[Extracted data entries]
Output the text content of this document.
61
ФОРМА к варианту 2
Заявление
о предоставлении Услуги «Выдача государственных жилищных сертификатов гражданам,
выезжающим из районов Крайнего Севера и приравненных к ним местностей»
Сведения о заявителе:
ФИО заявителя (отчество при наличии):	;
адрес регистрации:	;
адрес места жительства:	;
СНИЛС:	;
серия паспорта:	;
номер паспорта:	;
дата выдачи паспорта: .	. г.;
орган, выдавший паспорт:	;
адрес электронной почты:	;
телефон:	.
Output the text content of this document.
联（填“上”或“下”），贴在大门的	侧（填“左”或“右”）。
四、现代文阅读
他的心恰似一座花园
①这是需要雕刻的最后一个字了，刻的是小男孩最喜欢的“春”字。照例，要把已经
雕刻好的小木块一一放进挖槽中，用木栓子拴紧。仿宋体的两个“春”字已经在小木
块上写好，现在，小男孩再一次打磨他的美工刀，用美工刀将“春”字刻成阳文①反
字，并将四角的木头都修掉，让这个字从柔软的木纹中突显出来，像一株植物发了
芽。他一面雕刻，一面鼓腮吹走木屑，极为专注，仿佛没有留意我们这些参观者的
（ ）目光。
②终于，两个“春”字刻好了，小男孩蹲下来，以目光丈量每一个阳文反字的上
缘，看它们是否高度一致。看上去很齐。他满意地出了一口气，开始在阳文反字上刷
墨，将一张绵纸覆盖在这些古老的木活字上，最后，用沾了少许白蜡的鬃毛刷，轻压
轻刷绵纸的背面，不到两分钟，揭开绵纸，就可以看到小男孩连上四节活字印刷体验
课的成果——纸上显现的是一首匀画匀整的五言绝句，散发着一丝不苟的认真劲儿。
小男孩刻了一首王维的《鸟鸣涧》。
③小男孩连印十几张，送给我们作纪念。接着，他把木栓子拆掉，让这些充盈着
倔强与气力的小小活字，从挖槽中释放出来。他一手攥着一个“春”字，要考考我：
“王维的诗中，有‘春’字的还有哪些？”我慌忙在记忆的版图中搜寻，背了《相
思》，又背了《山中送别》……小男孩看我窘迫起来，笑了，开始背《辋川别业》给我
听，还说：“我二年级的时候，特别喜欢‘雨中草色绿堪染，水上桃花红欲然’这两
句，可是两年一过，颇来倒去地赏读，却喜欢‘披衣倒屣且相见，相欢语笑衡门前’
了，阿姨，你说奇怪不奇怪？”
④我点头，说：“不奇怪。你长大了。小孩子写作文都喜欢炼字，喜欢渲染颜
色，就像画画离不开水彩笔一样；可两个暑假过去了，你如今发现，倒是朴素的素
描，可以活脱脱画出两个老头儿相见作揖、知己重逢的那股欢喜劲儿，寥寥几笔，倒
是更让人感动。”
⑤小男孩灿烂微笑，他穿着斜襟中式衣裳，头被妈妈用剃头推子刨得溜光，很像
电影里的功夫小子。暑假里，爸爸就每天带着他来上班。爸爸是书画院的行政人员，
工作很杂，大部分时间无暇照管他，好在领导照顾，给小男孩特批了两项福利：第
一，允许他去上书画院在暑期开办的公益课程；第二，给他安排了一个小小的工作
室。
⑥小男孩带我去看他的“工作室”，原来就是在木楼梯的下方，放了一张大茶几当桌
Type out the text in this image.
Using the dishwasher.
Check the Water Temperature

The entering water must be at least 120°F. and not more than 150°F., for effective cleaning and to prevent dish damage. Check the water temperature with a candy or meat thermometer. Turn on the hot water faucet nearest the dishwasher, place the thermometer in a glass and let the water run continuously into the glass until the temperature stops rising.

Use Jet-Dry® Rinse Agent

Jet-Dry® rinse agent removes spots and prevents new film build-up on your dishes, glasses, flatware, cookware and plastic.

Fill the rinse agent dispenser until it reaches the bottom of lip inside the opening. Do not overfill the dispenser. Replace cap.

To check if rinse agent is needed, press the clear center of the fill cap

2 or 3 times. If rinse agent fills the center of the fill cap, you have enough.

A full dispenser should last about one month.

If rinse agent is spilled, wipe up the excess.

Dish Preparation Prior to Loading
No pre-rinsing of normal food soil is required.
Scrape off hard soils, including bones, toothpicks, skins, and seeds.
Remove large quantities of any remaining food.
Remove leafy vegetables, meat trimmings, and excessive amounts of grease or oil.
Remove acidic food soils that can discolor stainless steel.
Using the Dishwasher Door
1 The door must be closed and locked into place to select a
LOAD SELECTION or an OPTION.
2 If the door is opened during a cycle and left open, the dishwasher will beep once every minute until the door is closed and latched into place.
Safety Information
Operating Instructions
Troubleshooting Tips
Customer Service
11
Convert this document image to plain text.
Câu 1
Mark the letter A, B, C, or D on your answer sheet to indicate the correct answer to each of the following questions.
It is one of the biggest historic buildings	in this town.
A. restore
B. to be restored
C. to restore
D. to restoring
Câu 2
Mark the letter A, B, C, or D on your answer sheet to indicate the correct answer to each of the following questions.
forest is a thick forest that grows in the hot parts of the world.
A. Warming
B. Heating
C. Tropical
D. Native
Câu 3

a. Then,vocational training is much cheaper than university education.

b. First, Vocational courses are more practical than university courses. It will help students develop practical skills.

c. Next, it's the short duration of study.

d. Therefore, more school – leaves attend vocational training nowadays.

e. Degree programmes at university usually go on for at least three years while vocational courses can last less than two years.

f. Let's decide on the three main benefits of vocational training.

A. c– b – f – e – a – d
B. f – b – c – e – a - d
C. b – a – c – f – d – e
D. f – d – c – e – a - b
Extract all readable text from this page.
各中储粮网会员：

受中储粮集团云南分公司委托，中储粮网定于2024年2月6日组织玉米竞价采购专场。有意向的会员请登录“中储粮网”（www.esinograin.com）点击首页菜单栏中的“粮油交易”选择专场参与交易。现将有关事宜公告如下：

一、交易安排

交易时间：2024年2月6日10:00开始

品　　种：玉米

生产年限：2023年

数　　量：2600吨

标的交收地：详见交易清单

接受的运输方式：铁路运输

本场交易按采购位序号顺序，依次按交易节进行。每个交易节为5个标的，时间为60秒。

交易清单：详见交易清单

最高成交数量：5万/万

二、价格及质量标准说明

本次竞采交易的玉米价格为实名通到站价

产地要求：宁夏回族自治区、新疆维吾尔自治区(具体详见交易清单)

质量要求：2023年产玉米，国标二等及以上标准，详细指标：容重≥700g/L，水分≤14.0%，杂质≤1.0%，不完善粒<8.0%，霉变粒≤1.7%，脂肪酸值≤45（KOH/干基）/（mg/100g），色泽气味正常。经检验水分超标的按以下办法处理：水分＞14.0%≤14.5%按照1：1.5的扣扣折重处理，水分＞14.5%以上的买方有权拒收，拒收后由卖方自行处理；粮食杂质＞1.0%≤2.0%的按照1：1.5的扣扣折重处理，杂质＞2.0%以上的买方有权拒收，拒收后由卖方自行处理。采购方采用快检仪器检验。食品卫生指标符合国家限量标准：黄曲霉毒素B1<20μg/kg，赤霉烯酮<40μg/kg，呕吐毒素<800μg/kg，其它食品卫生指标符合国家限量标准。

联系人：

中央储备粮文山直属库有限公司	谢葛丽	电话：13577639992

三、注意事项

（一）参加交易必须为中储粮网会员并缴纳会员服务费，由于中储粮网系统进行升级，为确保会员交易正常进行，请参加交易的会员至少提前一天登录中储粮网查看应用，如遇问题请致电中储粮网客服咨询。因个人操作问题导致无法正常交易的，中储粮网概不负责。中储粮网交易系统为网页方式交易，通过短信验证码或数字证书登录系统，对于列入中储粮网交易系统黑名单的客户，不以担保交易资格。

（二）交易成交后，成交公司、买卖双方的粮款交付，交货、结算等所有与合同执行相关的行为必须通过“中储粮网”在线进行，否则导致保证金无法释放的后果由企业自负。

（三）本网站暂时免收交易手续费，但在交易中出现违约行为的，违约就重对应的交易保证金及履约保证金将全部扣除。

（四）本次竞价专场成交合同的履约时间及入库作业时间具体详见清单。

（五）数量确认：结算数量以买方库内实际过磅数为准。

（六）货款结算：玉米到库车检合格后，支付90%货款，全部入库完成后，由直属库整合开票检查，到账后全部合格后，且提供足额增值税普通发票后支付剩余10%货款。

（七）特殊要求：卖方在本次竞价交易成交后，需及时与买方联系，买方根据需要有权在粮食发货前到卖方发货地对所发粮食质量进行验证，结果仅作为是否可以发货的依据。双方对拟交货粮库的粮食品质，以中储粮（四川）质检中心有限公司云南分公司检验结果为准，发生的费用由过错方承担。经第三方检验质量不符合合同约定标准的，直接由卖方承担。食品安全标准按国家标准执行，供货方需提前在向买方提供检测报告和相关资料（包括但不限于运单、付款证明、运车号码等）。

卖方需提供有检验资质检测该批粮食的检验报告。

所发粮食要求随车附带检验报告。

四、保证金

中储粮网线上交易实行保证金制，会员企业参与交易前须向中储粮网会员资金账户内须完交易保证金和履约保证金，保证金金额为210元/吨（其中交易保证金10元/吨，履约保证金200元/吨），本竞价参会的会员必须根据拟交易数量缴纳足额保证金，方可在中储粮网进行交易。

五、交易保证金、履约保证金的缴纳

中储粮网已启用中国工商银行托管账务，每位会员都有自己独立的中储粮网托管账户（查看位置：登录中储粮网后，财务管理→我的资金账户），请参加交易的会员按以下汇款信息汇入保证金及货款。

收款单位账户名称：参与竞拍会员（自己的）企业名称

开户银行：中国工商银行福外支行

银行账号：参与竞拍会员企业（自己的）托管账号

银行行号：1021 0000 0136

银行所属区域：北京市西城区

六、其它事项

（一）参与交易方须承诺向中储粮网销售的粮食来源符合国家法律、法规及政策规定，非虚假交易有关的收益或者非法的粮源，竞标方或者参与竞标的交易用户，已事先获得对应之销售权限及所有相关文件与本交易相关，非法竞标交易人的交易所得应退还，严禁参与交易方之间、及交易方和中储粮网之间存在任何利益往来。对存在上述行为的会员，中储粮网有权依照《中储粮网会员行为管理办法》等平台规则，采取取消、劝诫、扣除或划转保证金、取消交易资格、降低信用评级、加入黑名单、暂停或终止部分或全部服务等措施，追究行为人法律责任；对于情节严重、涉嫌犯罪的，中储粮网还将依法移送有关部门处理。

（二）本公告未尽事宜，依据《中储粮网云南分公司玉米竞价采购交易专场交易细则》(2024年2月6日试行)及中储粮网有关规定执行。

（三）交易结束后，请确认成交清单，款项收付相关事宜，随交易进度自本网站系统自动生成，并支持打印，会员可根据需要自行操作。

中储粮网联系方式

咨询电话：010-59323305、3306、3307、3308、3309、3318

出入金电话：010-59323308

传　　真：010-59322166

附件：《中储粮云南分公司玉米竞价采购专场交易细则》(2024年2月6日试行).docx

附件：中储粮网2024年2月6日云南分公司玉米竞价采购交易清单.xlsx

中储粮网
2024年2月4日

Challenge: Of the lines in the listing above, how many hold the string "will"? Reply with the number only.

Expected answer: 2